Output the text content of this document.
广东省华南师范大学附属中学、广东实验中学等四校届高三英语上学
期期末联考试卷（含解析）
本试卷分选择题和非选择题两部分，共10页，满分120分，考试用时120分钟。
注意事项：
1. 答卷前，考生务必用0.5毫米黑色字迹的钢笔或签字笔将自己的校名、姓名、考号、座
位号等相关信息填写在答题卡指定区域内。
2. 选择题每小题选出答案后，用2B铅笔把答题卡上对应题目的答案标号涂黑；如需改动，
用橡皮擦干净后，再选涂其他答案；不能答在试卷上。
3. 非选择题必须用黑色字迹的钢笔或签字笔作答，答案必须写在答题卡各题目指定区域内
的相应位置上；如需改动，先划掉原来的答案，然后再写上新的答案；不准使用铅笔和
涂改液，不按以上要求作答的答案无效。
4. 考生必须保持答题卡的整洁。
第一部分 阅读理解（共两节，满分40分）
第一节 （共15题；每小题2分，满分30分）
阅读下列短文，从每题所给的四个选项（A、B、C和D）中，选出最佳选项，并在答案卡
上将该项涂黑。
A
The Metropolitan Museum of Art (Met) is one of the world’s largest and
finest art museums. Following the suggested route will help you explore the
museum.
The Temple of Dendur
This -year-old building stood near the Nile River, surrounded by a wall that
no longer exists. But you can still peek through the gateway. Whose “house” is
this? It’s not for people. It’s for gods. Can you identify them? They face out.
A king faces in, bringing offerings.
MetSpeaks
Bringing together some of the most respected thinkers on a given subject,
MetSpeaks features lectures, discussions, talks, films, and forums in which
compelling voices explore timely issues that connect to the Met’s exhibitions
==
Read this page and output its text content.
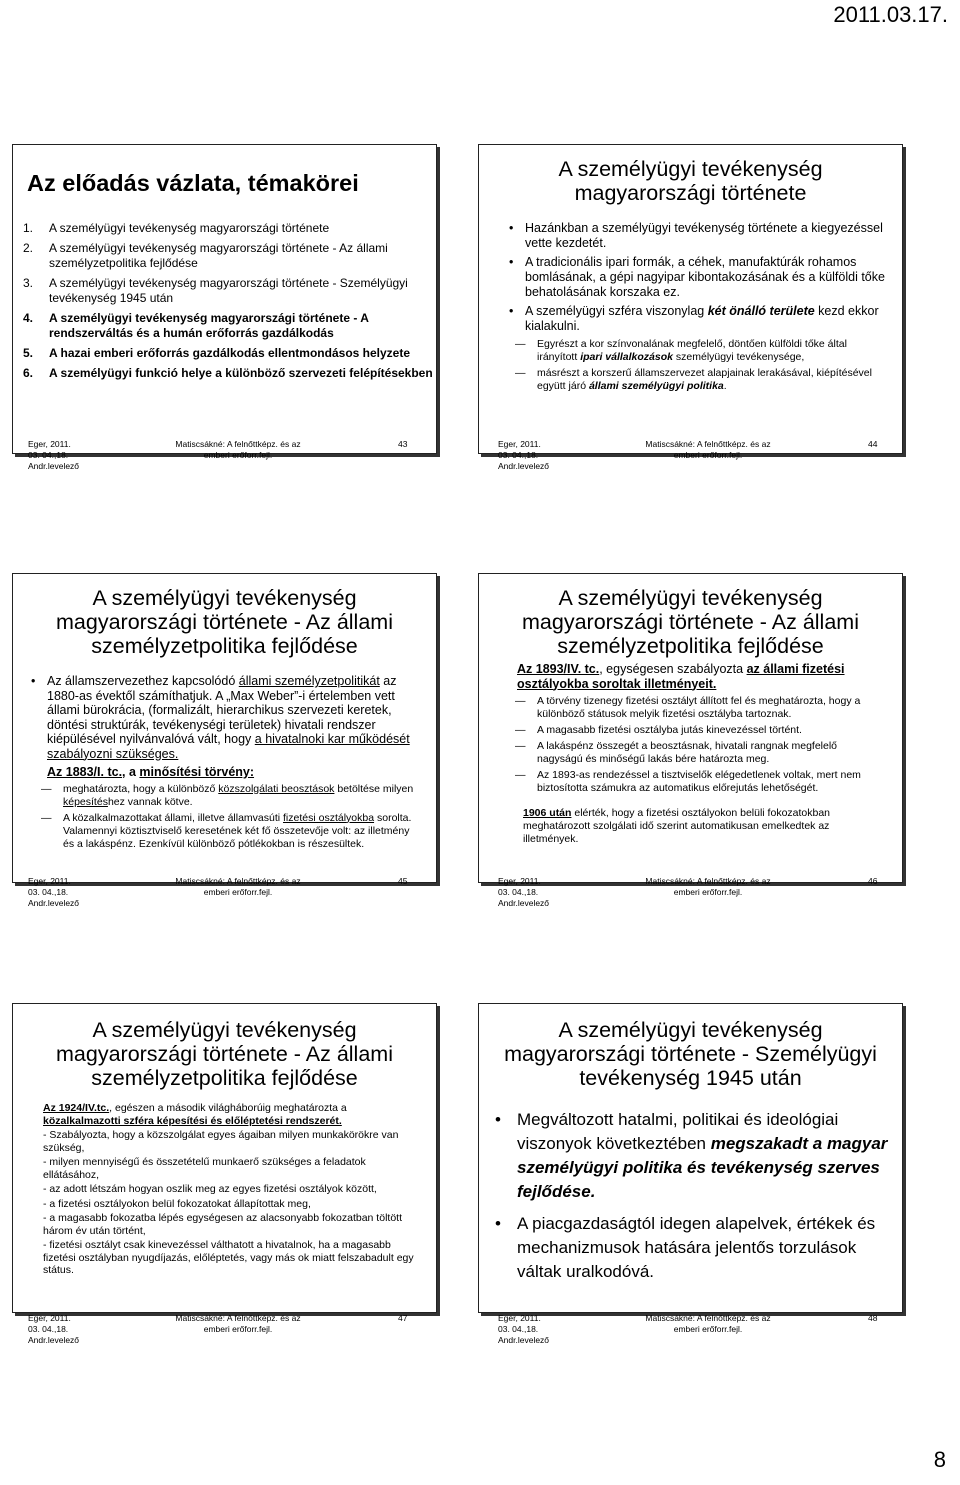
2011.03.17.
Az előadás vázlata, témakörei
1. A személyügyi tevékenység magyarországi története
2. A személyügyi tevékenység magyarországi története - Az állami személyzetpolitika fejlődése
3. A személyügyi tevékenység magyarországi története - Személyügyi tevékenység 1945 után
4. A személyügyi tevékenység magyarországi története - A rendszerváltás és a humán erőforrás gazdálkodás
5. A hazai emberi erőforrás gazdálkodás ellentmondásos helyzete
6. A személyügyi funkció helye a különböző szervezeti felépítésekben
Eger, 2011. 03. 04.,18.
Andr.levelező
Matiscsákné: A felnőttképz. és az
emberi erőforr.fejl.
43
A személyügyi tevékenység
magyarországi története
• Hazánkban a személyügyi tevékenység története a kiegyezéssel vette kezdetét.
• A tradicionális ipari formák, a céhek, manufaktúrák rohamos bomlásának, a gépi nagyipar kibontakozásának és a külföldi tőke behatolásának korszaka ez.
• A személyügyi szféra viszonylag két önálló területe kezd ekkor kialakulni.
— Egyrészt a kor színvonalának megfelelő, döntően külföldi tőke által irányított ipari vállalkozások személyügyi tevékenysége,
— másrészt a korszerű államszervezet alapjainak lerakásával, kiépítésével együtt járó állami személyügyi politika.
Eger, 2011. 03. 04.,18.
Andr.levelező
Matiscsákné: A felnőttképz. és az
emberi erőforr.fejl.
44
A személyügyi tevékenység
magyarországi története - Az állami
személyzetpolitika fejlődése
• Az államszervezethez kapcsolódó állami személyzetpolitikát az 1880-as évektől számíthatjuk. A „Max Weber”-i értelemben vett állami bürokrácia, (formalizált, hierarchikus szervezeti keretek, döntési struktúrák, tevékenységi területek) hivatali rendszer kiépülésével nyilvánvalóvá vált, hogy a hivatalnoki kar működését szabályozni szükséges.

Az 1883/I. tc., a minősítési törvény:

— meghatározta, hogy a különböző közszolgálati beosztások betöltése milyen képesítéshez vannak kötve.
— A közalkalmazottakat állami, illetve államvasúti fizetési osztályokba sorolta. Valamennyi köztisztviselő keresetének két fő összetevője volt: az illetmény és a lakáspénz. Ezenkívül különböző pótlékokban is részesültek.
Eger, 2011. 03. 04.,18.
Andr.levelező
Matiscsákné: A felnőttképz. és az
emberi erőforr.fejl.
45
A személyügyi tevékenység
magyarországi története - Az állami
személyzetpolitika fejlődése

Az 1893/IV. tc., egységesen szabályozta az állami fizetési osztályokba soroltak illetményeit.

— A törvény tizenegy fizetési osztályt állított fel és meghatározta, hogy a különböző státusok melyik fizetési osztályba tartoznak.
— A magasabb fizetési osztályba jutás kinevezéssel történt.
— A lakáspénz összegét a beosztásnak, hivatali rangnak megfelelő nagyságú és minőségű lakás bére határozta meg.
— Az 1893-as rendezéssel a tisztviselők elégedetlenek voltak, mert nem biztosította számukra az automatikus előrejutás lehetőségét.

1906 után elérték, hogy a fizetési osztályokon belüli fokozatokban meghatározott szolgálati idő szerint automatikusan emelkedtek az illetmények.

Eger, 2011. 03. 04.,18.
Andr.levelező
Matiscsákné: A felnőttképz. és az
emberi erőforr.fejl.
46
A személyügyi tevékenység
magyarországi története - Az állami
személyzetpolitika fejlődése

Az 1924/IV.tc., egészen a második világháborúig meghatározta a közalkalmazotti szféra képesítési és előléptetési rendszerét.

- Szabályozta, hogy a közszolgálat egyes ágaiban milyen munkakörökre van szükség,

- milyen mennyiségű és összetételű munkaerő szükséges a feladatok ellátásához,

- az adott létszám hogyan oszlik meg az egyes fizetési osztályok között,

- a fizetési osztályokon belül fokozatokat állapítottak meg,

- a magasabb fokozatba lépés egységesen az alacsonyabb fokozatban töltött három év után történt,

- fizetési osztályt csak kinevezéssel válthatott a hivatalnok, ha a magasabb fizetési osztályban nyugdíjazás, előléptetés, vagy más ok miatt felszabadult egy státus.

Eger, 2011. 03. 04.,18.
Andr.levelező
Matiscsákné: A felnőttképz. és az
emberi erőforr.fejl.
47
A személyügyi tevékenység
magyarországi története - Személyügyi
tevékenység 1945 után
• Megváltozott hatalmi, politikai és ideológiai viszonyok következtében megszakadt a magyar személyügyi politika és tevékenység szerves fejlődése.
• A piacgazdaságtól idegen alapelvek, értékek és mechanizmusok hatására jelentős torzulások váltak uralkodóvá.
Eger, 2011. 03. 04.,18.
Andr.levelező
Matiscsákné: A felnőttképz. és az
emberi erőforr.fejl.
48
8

■ Work to be completed
Locate all lines holding the word "text", then copy them out.

■ Result of the task
Output the text content of this document.
Read this page and output its text content.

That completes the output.